• [Written exercise] Set down each record exactly as written.

--------

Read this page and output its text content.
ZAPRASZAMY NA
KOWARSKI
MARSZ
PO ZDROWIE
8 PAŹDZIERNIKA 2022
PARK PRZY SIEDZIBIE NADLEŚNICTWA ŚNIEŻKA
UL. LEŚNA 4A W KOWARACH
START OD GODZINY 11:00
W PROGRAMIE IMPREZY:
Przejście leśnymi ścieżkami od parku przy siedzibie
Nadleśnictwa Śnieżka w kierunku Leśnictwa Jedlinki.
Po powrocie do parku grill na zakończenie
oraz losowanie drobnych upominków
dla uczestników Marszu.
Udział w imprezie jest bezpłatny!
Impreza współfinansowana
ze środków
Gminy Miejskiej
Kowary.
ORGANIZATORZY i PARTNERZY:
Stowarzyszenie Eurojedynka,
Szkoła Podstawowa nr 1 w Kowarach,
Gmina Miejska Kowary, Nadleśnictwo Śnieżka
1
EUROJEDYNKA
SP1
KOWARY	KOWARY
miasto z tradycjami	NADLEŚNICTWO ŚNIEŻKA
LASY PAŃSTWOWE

--------

• [Task response]
Read this page and output its text content.
ZAPRASZAMY NA
KOWARSKI
MARSZ
PO ZDROWIE
8 PAŹDZIERNIKA 2022
PARK PRZY SIEDZIBIE NADLEŚNICTWA ŚNIEŻKA
UL. LEŚNA 4A W KOWARACH
START OD GODZINY 11:00
W PROGRAMIE IMPREZY:
Przejście leśnymi ścieżkami od parku przy siedzibie
Nadleśnictwa Śnieżka w kierunku Leśnictwa Jedlinki.
Po powrocie do parku grill na zakończenie
oraz losowanie drobnych upominków
dla uczestników Marszu.
Udział w imprezie jest bezpłatny!
Impreza współfinansowana
ze środków
Gminy Miejskiej
Kowary.
ORGANIZATORZY i PARTNERZY:
Stowarzyszenie Eurojedynka,
Szkoła Podstawowa nr 1 w Kowarach,
Gmina Miejska Kowary, Nadleśnictwo Śnieżka
1
EUROJEDYNKA
SP1
KOWARY	KOWARY
miasto z tradycjami	NADLEŚNICTWO ŚNIEŻKA
LASY PAŃSTWOWE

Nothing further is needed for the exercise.